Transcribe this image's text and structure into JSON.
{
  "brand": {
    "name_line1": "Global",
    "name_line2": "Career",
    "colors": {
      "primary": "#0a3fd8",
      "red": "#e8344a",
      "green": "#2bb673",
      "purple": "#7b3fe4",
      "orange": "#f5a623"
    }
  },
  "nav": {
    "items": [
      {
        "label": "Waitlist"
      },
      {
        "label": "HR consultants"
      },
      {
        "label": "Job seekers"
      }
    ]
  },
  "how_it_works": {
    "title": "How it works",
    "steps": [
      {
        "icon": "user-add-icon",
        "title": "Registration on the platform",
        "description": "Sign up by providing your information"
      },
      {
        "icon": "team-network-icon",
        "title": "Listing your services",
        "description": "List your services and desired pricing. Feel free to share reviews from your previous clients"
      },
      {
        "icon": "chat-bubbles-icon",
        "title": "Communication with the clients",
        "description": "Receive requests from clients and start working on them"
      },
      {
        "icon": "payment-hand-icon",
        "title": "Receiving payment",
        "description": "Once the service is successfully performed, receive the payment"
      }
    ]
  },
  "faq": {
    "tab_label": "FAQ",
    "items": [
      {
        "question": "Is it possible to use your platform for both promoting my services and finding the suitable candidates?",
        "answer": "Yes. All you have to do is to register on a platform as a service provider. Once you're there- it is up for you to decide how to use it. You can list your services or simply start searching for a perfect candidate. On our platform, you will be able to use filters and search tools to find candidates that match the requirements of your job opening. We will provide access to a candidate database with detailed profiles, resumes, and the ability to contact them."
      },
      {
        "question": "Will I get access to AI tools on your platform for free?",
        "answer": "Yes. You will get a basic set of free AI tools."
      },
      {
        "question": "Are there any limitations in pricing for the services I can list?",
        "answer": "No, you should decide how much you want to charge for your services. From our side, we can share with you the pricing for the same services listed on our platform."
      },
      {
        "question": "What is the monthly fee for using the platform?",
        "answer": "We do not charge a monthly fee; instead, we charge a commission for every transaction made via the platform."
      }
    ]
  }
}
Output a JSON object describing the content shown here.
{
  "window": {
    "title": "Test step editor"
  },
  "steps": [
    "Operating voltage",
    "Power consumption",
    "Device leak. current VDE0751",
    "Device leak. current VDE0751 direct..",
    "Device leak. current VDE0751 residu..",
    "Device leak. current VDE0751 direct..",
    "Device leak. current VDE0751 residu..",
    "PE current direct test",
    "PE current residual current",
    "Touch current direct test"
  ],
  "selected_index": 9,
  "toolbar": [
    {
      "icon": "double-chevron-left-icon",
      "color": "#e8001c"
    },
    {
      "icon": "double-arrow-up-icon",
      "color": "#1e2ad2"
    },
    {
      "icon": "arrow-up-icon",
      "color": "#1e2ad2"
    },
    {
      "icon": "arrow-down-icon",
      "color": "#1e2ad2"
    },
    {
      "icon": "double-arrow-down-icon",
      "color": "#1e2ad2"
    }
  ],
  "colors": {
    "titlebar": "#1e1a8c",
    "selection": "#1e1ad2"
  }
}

#### [Short task]
Write out the whole listing again. Match it word for word.

#### [Complete answer]
Transcribe this image's text and structure into JSON.
{
  "brand": {
    "name_line1": "Global",
    "name_line2": "Career",
    "colors": {
      "primary": "#0a3fd8",
      "red": "#e8344a",
      "green": "#2bb673",
      "purple": "#7b3fe4",
      "orange": "#f5a623"
    }
  },
  "nav": {
    "items": [
      {
        "label": "Waitlist"
      },
      {
        "label": "HR consultants"
      },
      {
        "label": "Job seekers"
      }
    ]
  },
  "how_it_works": {
    "title": "How it works",
    "steps": [
      {
        "icon": "user-add-icon",
        "title": "Registration on the platform",
        "description": "Sign up by providing your information"
      },
      {
        "icon": "team-network-icon",
        "title": "Listing your services",
        "description": "List your services and desired pricing. Feel free to share reviews from your previous clients"
      },
      {
        "icon": "chat-bubbles-icon",
        "title": "Communication with the clients",
        "description": "Receive requests from clients and start working on them"
      },
      {
        "icon": "payment-hand-icon",
        "title": "Receiving payment",
        "description": "Once the service is successfully performed, receive the payment"
      }
    ]
  },
  "faq": {
    "tab_label": "FAQ",
    "items": [
      {
        "question": "Is it possible to use your platform for both promoting my services and finding the suitable candidates?",
        "answer": "Yes. All you have to do is to register on a platform as a service provider. Once you're there- it is up for you to decide how to use it. You can list your services or simply start searching for a perfect candidate. On our platform, you will be able to use filters and search tools to find candidates that match the requirements of your job opening. We will provide access to a candidate database with detailed profiles, resumes, and the ability to contact them."
      },
      {
        "question": "Will I get access to AI tools on your platform for free?",
        "answer": "Yes. You will get a basic set of free AI tools."
      },
      {
        "question": "Are there any limitations in pricing for the services I can list?",
        "answer": "No, you should decide how much you want to charge for your services. From our side, we can share with you the pricing for the same services listed on our platform."
      },
      {
        "question": "What is the monthly fee for using the platform?",
        "answer": "We do not charge a monthly fee; instead, we charge a commission for every transaction made via the platform."
      }
    ]
  }
}
Output a JSON object describing the content shown here.
{
  "window": {
    "title": "Test step editor"
  },
  "steps": [
    "Operating voltage",
    "Power consumption",
    "Device leak. current VDE0751",
    "Device leak. current VDE0751 direct..",
    "Device leak. current VDE0751 residu..",
    "Device leak. current VDE0751 direct..",
    "Device leak. current VDE0751 residu..",
    "PE current direct test",
    "PE current residual current",
    "Touch current direct test"
  ],
  "selected_index": 9,
  "toolbar": [
    {
      "icon": "double-chevron-left-icon",
      "color": "#e8001c"
    },
    {
      "icon": "double-arrow-up-icon",
      "color": "#1e2ad2"
    },
    {
      "icon": "arrow-up-icon",
      "color": "#1e2ad2"
    },
    {
      "icon": "arrow-down-icon",
      "color": "#1e2ad2"
    },
    {
      "icon": "double-arrow-down-icon",
      "color": "#1e2ad2"
    }
  ],
  "colors": {
    "titlebar": "#1e1a8c",
    "selection": "#1e1ad2"
  }
}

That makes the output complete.